## Start RAW DATA

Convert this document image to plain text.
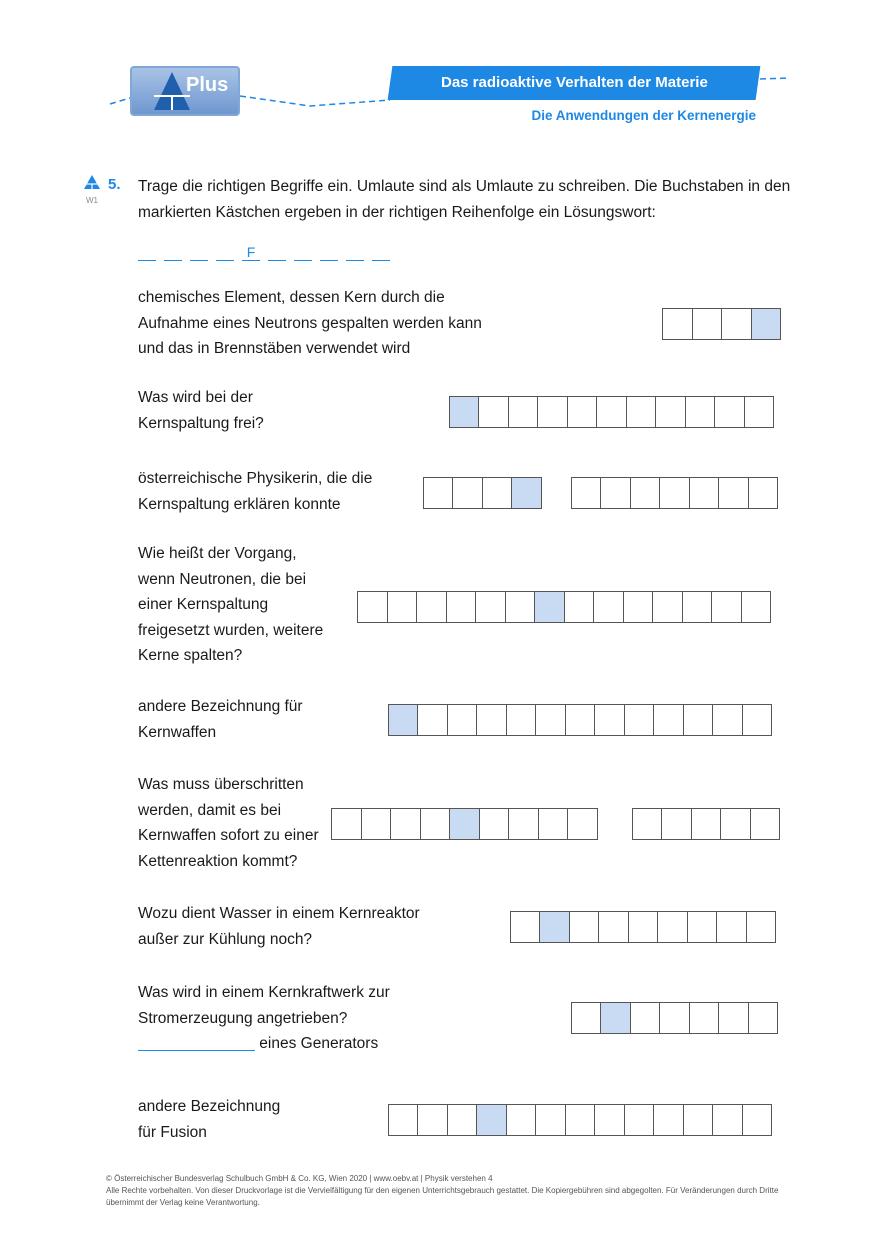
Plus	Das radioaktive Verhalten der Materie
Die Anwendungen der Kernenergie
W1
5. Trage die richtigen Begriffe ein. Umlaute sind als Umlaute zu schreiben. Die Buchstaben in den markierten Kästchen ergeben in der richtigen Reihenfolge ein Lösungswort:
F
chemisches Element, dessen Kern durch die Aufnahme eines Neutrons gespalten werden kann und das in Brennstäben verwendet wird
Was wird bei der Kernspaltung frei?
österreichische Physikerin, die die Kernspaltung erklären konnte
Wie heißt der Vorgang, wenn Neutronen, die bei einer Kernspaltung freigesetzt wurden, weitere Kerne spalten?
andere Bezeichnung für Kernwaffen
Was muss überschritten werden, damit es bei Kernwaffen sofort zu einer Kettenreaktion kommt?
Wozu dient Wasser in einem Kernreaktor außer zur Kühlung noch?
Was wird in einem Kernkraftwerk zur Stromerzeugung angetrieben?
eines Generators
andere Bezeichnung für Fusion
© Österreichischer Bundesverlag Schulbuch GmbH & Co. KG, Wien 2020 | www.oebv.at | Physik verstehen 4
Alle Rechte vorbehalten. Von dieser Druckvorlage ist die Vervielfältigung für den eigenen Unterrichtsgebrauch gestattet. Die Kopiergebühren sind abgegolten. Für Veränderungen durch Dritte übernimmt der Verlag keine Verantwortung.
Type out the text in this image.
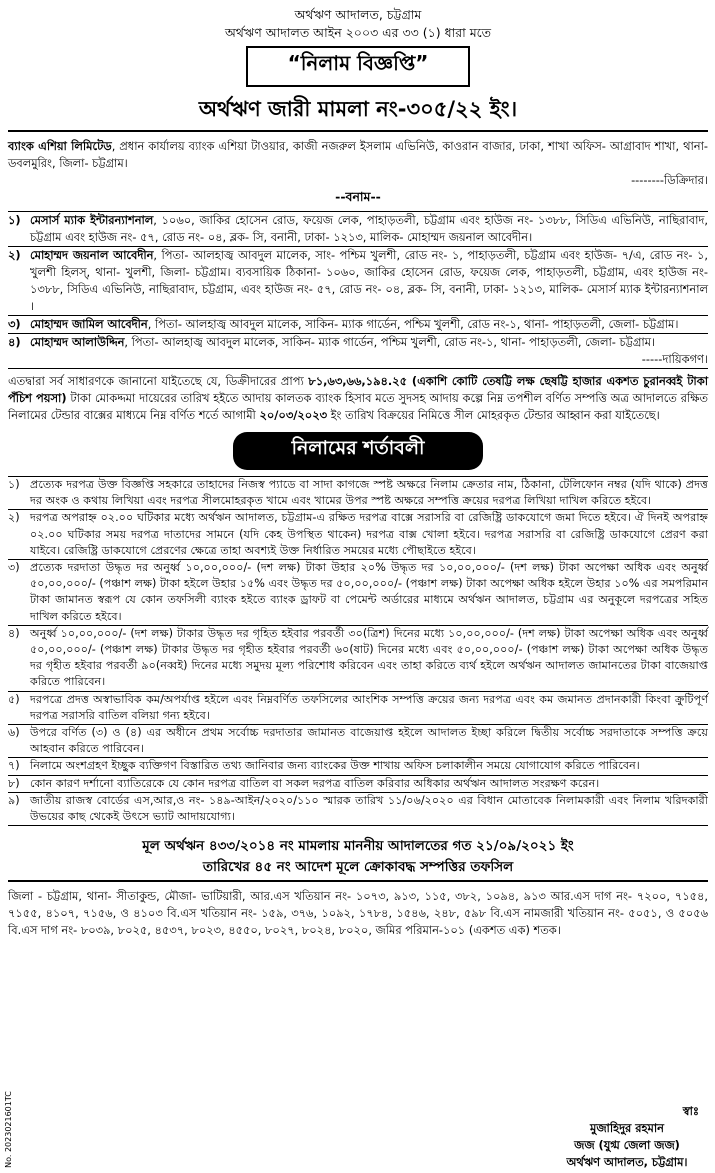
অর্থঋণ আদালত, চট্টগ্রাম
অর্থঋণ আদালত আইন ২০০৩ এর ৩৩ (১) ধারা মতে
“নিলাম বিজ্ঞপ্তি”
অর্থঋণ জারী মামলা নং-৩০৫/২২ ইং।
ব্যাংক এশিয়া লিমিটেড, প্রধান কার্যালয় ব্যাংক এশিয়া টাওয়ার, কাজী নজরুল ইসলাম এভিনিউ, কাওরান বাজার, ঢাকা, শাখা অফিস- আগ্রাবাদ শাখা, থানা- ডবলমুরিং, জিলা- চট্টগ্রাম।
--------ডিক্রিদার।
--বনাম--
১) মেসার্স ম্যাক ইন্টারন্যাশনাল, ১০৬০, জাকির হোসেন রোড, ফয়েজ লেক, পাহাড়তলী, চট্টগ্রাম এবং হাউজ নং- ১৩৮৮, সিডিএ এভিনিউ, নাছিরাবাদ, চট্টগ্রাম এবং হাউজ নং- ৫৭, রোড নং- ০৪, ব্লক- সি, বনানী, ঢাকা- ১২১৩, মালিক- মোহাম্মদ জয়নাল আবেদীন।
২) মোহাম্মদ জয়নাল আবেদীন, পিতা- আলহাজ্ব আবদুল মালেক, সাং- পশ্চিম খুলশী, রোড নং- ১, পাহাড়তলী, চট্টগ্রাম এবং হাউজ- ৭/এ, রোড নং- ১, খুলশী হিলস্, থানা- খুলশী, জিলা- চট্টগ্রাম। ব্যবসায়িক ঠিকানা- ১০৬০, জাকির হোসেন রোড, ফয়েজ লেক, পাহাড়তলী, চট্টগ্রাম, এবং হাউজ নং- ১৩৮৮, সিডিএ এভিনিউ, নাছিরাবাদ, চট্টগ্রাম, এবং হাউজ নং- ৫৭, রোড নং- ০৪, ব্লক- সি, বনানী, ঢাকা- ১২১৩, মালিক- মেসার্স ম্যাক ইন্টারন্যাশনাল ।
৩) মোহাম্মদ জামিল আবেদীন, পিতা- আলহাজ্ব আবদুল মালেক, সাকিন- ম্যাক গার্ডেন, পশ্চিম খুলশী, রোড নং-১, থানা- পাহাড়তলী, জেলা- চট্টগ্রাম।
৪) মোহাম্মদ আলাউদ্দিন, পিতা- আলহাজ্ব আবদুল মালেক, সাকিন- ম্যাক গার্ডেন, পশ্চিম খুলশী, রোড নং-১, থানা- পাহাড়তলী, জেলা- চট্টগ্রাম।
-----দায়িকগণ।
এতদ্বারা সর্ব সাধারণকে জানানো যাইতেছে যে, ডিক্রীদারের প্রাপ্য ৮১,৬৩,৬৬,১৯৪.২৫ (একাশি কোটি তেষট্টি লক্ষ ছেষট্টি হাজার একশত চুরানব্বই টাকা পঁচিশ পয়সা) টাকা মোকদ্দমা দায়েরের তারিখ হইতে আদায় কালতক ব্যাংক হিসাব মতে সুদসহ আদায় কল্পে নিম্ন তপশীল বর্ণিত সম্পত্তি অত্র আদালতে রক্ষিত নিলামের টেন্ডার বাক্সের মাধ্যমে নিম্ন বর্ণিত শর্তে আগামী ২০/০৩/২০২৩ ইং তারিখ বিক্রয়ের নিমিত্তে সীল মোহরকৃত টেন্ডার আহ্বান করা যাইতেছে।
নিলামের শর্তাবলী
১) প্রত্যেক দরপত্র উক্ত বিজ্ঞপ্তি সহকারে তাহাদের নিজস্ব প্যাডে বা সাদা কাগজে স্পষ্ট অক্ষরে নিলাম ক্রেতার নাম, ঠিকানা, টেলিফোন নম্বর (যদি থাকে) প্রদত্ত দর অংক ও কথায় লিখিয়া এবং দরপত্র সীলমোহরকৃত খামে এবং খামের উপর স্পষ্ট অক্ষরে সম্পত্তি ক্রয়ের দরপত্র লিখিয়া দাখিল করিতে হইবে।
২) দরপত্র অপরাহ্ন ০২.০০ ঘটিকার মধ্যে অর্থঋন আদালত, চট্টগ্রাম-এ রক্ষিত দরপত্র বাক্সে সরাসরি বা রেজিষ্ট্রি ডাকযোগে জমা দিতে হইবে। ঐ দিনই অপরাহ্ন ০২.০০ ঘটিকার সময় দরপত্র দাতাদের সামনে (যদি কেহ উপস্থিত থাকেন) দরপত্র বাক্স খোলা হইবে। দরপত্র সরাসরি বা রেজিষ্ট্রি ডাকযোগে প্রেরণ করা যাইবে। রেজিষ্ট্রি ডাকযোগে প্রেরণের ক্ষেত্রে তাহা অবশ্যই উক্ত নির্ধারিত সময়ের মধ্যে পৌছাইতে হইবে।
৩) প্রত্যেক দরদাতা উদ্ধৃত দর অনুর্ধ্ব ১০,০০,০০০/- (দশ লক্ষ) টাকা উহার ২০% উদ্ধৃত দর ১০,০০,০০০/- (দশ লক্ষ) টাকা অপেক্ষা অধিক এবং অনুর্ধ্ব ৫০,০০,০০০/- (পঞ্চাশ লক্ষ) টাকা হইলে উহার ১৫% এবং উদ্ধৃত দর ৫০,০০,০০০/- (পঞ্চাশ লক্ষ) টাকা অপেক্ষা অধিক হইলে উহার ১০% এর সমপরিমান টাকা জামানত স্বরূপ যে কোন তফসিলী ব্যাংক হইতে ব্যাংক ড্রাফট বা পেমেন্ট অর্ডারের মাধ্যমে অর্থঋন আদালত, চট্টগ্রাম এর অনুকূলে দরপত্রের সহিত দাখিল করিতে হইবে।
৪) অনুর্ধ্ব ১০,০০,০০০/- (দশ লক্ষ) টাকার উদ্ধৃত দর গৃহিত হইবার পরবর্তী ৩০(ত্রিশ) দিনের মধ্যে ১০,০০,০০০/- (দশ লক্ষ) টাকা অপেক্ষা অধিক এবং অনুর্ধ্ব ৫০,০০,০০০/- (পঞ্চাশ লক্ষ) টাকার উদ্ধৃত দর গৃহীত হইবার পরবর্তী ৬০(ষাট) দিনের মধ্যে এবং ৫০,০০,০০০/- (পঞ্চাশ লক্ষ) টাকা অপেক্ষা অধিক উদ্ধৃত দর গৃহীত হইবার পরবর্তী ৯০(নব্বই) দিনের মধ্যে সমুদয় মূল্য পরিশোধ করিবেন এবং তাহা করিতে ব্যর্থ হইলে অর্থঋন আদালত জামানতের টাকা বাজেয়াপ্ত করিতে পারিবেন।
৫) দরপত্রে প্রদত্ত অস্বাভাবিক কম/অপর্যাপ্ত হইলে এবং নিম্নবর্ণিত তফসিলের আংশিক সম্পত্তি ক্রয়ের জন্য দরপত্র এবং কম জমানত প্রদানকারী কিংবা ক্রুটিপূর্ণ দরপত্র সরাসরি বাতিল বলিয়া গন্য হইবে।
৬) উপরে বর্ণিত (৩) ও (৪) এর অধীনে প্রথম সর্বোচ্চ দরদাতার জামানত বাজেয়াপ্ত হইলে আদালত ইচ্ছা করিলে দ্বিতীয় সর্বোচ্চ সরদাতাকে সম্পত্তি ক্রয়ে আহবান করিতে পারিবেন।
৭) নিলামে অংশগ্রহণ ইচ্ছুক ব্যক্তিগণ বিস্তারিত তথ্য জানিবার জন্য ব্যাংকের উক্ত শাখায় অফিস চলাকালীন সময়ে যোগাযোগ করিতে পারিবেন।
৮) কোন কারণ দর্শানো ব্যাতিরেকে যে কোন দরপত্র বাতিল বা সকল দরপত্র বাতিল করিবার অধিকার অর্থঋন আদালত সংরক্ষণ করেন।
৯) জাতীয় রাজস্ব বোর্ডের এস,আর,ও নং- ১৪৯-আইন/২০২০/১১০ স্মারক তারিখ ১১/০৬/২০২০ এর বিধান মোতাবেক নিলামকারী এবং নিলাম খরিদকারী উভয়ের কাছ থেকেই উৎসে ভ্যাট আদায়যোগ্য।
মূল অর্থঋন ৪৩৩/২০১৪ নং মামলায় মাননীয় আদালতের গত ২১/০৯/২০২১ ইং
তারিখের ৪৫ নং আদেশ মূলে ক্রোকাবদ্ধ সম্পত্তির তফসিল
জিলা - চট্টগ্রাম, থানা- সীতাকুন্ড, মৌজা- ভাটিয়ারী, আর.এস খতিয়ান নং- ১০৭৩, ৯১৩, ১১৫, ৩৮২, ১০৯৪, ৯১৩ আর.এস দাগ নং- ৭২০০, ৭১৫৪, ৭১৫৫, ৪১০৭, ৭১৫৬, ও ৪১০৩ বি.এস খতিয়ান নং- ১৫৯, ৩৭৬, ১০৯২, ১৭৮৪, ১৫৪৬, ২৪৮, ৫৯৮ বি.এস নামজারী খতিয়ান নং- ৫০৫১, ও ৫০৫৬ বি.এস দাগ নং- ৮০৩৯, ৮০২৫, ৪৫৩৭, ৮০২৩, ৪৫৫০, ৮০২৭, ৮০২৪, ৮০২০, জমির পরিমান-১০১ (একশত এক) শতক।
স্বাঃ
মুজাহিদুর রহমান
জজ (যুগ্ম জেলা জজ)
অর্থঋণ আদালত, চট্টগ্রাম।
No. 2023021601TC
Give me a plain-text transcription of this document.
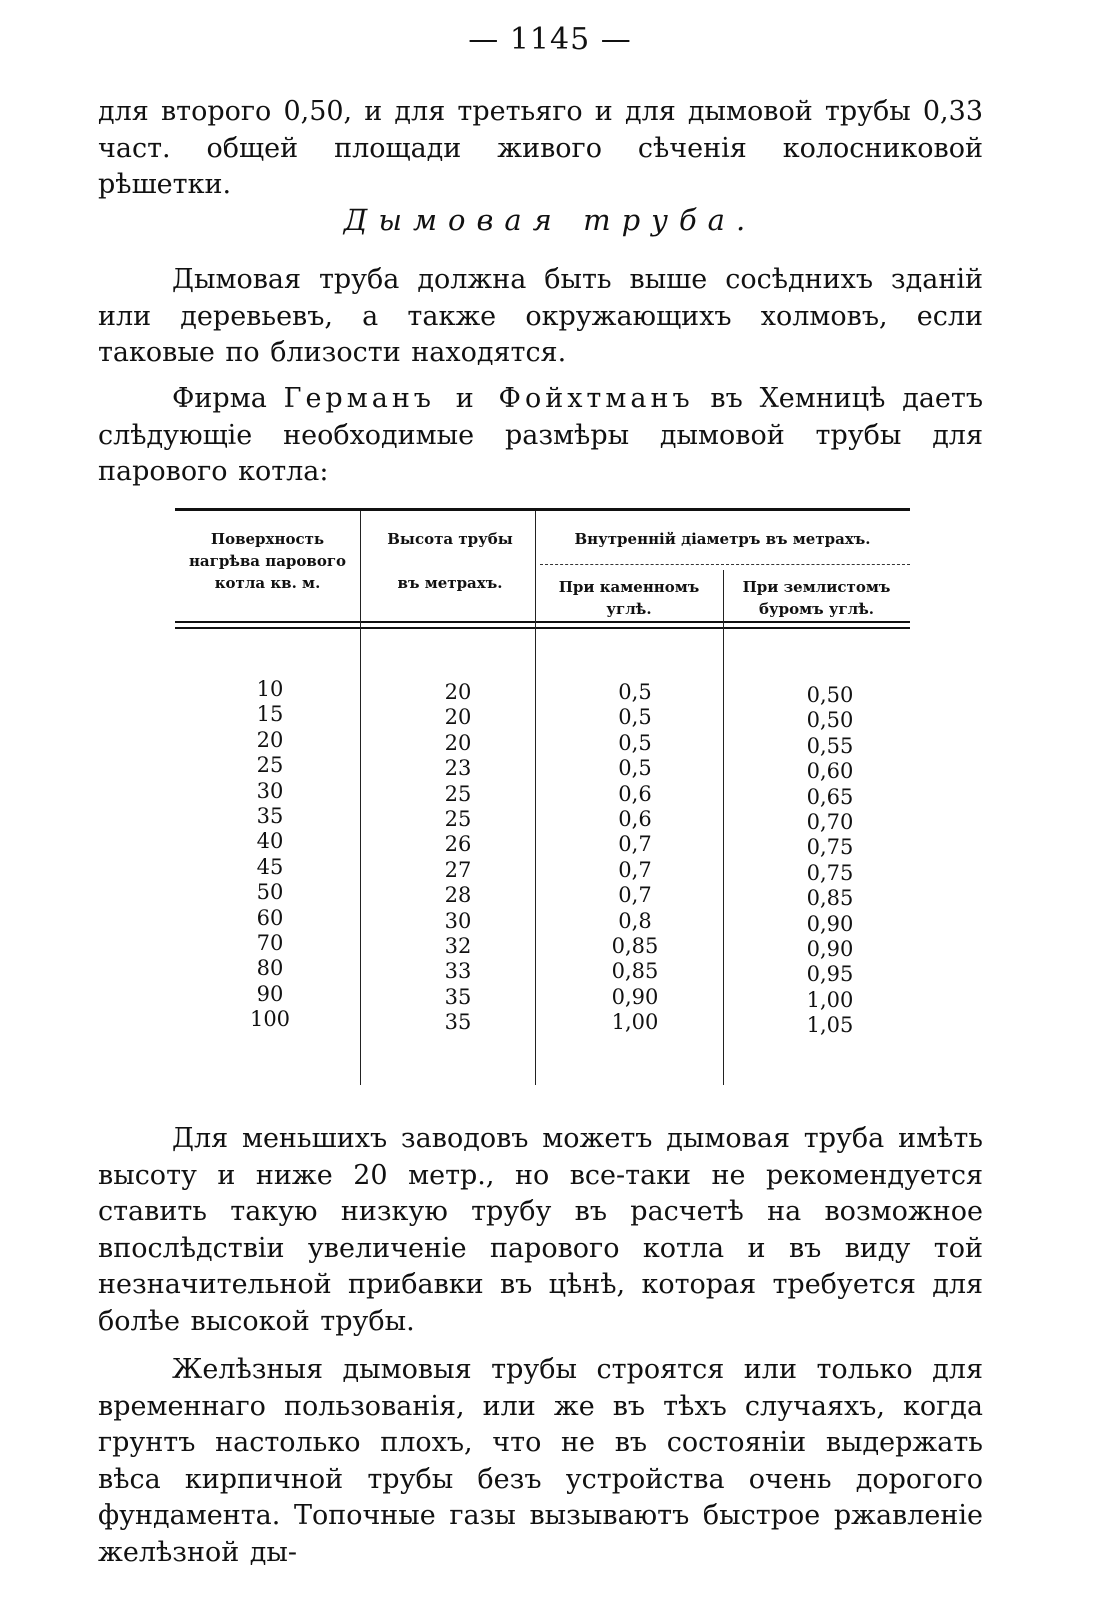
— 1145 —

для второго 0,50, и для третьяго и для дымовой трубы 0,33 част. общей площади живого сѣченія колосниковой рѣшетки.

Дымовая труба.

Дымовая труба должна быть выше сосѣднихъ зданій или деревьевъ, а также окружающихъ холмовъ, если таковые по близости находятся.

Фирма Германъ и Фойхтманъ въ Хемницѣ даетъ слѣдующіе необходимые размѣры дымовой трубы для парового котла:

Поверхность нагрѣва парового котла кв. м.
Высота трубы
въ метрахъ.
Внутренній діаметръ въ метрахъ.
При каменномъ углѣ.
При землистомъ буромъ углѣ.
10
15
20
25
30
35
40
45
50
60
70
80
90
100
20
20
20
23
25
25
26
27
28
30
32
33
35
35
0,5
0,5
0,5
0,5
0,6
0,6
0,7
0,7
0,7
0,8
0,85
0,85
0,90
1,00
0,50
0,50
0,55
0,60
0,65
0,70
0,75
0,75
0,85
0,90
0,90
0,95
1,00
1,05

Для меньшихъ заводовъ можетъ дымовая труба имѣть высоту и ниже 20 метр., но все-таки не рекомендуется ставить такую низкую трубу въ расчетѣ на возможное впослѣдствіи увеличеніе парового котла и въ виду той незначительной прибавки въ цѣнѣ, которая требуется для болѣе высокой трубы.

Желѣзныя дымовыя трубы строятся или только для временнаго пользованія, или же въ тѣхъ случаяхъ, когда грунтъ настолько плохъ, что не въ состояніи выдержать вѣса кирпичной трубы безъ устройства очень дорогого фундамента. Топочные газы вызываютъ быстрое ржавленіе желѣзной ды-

## End RAW DATA

**WRITTEN PROBLEM**
Locate and copy each line in the data above that includes the word "document".

**EXERCISE RESPONSE**
Convert this document image to plain text.
Give me a plain-text transcription of this document.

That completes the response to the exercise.